## Data section
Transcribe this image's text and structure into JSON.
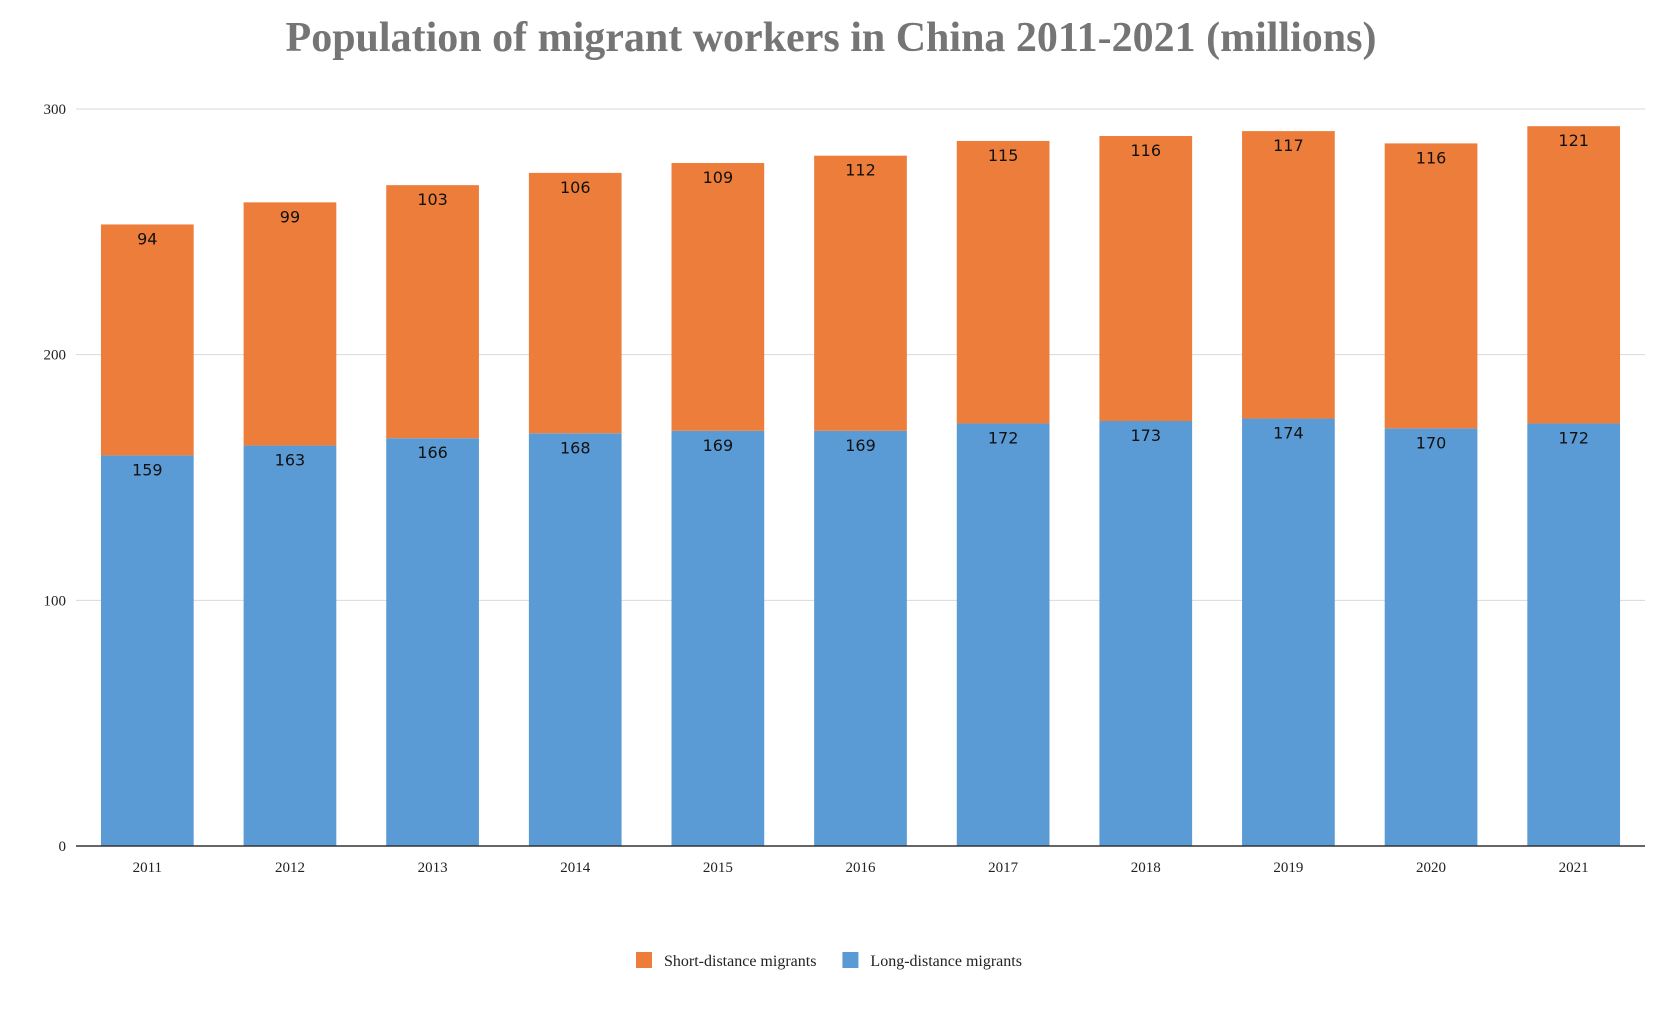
{
  "chart_data": {
    "type": "bar",
    "stacked": true,
    "title": "Population of migrant workers in China 2011-2021 (millions)",
    "xlabel": "",
    "ylabel": "",
    "categories": [
      "2011",
      "2012",
      "2013",
      "2014",
      "2015",
      "2016",
      "2017",
      "2018",
      "2019",
      "2020",
      "2021"
    ],
    "series": [
      {
        "name": "Long-distance migrants",
        "color": "#5b9bd5",
        "values": [
          159,
          163,
          166,
          168,
          169,
          169,
          172,
          173,
          174,
          170,
          172
        ]
      },
      {
        "name": "Short-distance migrants",
        "color": "#ed7d3a",
        "values": [
          94,
          99,
          103,
          106,
          109,
          112,
          115,
          116,
          117,
          116,
          121
        ]
      }
    ],
    "ylim": [
      0,
      300
    ],
    "yticks": [
      0,
      100,
      200,
      300
    ],
    "grid": true,
    "data_labels": true,
    "legend": {
      "position": "bottom",
      "order": [
        "Short-distance migrants",
        "Long-distance migrants"
      ]
    }
  }
}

## Challenge
Find the lines above that contain the word "Short" and collect them.

## Exercise result
        "name": "Short-distance migrants",
        "Short-distance migrants",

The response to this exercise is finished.